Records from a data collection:
+++++
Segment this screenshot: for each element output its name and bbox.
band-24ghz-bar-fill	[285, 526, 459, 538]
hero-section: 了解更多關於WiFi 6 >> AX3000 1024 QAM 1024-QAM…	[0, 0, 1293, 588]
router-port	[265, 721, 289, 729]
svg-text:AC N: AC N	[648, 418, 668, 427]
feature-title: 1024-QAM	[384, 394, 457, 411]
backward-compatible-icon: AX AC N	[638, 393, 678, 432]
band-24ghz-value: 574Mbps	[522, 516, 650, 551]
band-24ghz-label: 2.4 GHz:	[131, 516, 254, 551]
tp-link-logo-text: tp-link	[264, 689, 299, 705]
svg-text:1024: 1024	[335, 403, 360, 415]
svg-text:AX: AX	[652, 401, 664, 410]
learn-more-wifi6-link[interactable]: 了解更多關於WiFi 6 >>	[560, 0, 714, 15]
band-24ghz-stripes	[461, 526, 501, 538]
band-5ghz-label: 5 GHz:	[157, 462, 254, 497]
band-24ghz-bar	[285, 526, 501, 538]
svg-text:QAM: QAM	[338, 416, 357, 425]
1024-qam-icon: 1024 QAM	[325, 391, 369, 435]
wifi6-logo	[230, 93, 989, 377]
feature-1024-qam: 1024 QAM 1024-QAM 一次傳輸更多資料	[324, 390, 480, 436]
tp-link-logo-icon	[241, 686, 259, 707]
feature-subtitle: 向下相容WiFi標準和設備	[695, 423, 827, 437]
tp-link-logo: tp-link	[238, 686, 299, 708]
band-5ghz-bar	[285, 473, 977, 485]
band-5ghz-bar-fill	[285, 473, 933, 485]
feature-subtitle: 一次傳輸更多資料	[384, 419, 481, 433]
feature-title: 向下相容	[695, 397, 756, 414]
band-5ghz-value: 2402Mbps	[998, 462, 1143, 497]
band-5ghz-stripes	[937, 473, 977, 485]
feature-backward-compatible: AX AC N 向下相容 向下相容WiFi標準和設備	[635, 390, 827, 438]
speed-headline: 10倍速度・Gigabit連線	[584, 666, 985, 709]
+++++
**EXERCISE DETAILS:**
Update the listing above by changing every instance of "feature-subtitle" to "feature-caption". Leave all other text unchanged.

**RESPONSE TO THIS EXERCISE:**
Segment this screenshot: for each element output its name and bbox.
band-24ghz-bar-fill	[285, 526, 459, 538]
hero-section: 了解更多關於WiFi 6 >> AX3000 1024 QAM 1024-QAM…	[0, 0, 1293, 588]
router-port	[265, 721, 289, 729]
svg-text:AC N: AC N	[648, 418, 668, 427]
feature-title: 1024-QAM	[384, 394, 457, 411]
backward-compatible-icon: AX AC N	[638, 393, 678, 432]
band-24ghz-value: 574Mbps	[522, 516, 650, 551]
band-24ghz-label: 2.4 GHz:	[131, 516, 254, 551]
tp-link-logo-text: tp-link	[264, 689, 299, 705]
svg-text:1024: 1024	[335, 403, 360, 415]
svg-text:AX: AX	[652, 401, 664, 410]
learn-more-wifi6-link[interactable]: 了解更多關於WiFi 6 >>	[560, 0, 714, 15]
band-24ghz-stripes	[461, 526, 501, 538]
band-5ghz-label: 5 GHz:	[157, 462, 254, 497]
band-24ghz-bar	[285, 526, 501, 538]
svg-text:QAM: QAM	[338, 416, 357, 425]
1024-qam-icon: 1024 QAM	[325, 391, 369, 435]
wifi6-logo	[230, 93, 989, 377]
feature-1024-qam: 1024 QAM 1024-QAM 一次傳輸更多資料	[324, 390, 480, 436]
tp-link-logo-icon	[241, 686, 259, 707]
feature-caption: 向下相容WiFi標準和設備	[695, 423, 827, 437]
tp-link-logo: tp-link	[238, 686, 299, 708]
band-5ghz-bar	[285, 473, 977, 485]
band-5ghz-bar-fill	[285, 473, 933, 485]
feature-caption: 一次傳輸更多資料	[384, 419, 481, 433]
feature-title: 向下相容	[695, 397, 756, 414]
band-5ghz-value: 2402Mbps	[998, 462, 1143, 497]
band-5ghz-stripes	[937, 473, 977, 485]
feature-backward-compatible: AX AC N 向下相容 向下相容WiFi標準和設備	[635, 390, 827, 438]
speed-headline: 10倍速度・Gigabit連線	[584, 666, 985, 709]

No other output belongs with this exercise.